| RECORDS SUPPLIED |
▼

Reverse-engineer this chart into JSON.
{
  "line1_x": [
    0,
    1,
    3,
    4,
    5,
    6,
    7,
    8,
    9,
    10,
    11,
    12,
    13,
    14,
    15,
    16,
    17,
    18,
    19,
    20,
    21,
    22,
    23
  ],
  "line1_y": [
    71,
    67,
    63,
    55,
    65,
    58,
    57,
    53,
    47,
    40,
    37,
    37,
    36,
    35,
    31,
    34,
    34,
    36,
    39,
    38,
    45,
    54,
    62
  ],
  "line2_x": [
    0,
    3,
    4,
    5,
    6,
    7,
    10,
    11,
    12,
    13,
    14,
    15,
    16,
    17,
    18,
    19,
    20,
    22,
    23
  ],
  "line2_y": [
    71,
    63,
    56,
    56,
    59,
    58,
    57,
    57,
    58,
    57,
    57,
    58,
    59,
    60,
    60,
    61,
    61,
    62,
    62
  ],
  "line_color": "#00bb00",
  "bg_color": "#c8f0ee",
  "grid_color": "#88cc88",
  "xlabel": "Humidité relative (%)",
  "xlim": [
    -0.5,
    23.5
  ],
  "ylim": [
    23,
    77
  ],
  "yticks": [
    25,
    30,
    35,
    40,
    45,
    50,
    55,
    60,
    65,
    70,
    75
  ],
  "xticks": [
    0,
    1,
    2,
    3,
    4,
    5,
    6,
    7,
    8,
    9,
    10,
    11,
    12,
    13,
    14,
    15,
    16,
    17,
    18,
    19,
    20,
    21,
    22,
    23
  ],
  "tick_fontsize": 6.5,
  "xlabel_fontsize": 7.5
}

▲

Write out all the records above again, exactly as they stand.

| EXERCISE RESPONSE |
Reverse-engineer this chart into JSON.
{
  "line1_x": [
    0,
    1,
    3,
    4,
    5,
    6,
    7,
    8,
    9,
    10,
    11,
    12,
    13,
    14,
    15,
    16,
    17,
    18,
    19,
    20,
    21,
    22,
    23
  ],
  "line1_y": [
    71,
    67,
    63,
    55,
    65,
    58,
    57,
    53,
    47,
    40,
    37,
    37,
    36,
    35,
    31,
    34,
    34,
    36,
    39,
    38,
    45,
    54,
    62
  ],
  "line2_x": [
    0,
    3,
    4,
    5,
    6,
    7,
    10,
    11,
    12,
    13,
    14,
    15,
    16,
    17,
    18,
    19,
    20,
    22,
    23
  ],
  "line2_y": [
    71,
    63,
    56,
    56,
    59,
    58,
    57,
    57,
    58,
    57,
    57,
    58,
    59,
    60,
    60,
    61,
    61,
    62,
    62
  ],
  "line_color": "#00bb00",
  "bg_color": "#c8f0ee",
  "grid_color": "#88cc88",
  "xlabel": "Humidité relative (%)",
  "xlim": [
    -0.5,
    23.5
  ],
  "ylim": [
    23,
    77
  ],
  "yticks": [
    25,
    30,
    35,
    40,
    45,
    50,
    55,
    60,
    65,
    70,
    75
  ],
  "xticks": [
    0,
    1,
    2,
    3,
    4,
    5,
    6,
    7,
    8,
    9,
    10,
    11,
    12,
    13,
    14,
    15,
    16,
    17,
    18,
    19,
    20,
    21,
    22,
    23
  ],
  "tick_fontsize": 6.5,
  "xlabel_fontsize": 7.5
}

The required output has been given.